┌────────
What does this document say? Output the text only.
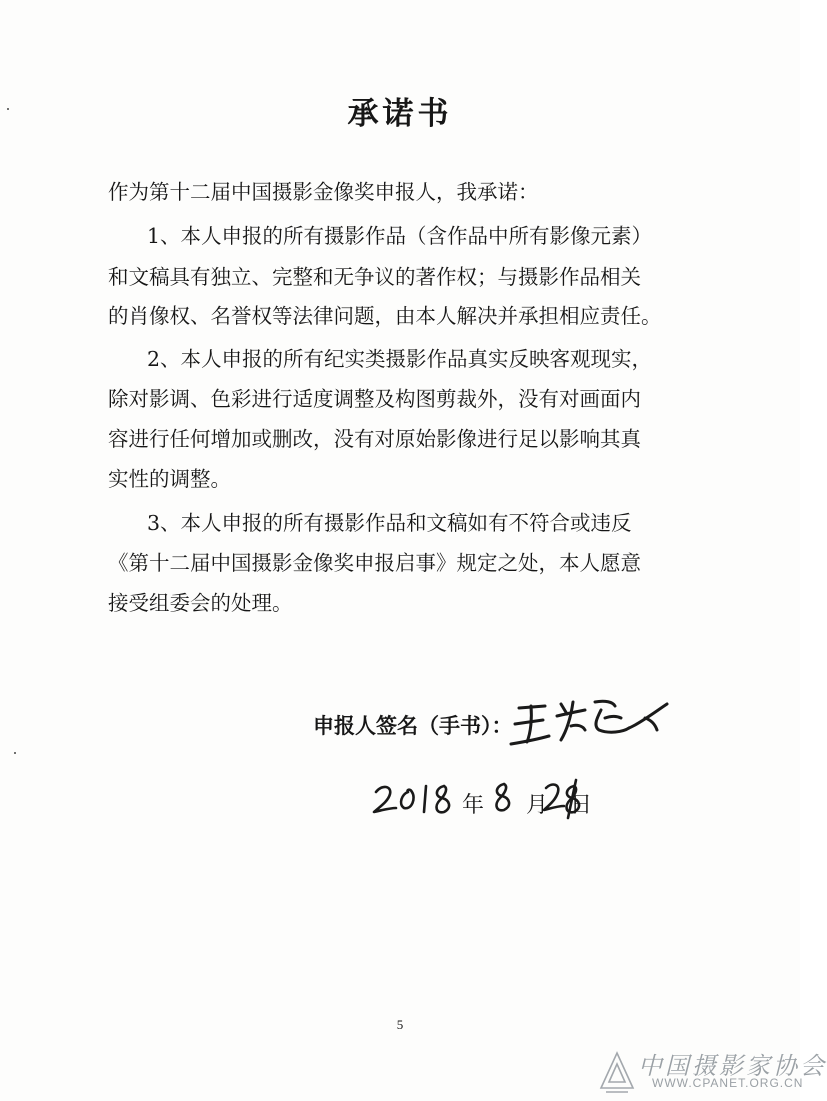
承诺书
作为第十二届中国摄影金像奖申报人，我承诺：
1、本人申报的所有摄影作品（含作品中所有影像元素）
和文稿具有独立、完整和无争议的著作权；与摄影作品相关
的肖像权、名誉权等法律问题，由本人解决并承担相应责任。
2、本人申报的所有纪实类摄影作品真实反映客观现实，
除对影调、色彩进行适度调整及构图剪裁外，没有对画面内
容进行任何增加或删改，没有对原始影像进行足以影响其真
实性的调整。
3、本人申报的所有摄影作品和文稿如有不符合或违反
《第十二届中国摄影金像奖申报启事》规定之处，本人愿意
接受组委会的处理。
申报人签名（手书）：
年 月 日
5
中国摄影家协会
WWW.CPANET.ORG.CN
└────────
┌────────
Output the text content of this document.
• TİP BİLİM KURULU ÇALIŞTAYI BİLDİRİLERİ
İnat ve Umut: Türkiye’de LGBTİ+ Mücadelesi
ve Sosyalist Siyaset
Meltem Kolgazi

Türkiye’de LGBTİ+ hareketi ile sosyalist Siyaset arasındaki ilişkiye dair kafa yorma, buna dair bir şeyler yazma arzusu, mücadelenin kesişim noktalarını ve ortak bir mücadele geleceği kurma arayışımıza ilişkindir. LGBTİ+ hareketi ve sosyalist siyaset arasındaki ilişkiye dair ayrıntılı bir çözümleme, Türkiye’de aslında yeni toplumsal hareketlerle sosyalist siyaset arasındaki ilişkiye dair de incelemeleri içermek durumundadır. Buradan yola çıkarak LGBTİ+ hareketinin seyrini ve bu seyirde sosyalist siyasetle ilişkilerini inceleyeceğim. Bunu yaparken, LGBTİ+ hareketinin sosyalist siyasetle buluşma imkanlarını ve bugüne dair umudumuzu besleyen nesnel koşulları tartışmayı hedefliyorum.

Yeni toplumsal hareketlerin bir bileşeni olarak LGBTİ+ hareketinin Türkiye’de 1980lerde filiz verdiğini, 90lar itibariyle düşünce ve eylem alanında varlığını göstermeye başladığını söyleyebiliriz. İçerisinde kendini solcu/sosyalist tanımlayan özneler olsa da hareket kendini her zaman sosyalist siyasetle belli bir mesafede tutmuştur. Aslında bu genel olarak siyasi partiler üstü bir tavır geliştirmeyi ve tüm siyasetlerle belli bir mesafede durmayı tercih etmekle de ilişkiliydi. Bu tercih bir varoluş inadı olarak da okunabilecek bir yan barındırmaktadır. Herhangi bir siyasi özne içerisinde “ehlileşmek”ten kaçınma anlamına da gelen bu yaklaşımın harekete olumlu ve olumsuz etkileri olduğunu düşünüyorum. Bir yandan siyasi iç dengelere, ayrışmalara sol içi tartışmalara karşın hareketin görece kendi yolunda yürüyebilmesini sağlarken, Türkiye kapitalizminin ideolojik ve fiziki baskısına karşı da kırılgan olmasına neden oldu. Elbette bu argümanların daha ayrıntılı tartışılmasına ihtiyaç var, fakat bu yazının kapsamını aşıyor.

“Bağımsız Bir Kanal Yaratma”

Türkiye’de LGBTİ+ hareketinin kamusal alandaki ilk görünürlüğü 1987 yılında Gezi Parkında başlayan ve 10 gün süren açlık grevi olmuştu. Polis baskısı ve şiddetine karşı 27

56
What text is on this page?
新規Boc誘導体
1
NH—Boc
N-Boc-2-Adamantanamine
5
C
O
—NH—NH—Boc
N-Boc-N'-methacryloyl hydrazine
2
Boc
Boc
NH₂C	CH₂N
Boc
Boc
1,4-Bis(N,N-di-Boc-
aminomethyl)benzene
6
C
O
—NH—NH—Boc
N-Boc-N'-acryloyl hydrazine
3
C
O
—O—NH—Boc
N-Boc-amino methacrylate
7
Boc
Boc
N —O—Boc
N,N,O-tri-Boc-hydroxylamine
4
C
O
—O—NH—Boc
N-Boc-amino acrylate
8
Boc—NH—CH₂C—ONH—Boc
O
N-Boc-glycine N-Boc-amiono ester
└────────
┌────────
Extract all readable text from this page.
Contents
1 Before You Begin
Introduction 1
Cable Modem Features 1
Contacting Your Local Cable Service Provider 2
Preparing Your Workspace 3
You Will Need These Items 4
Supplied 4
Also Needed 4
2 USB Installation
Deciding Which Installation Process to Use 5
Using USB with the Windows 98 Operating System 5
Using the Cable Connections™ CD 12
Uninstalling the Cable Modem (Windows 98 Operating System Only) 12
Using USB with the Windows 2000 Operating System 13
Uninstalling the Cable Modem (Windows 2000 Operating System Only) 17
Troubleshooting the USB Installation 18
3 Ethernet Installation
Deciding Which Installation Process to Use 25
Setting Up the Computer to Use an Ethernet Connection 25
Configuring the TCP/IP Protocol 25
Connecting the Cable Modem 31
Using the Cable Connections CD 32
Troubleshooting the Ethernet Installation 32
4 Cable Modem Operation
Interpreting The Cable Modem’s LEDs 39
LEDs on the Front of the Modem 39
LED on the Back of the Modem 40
└────────
WHAT YOU SHOULD DO: Identify the lines of the data that contain the word "with". Copy each of them.

WORKED ANSWER:
Using USB with the Windows 98 Operating System 5
Using USB with the Windows 2000 Operating System 13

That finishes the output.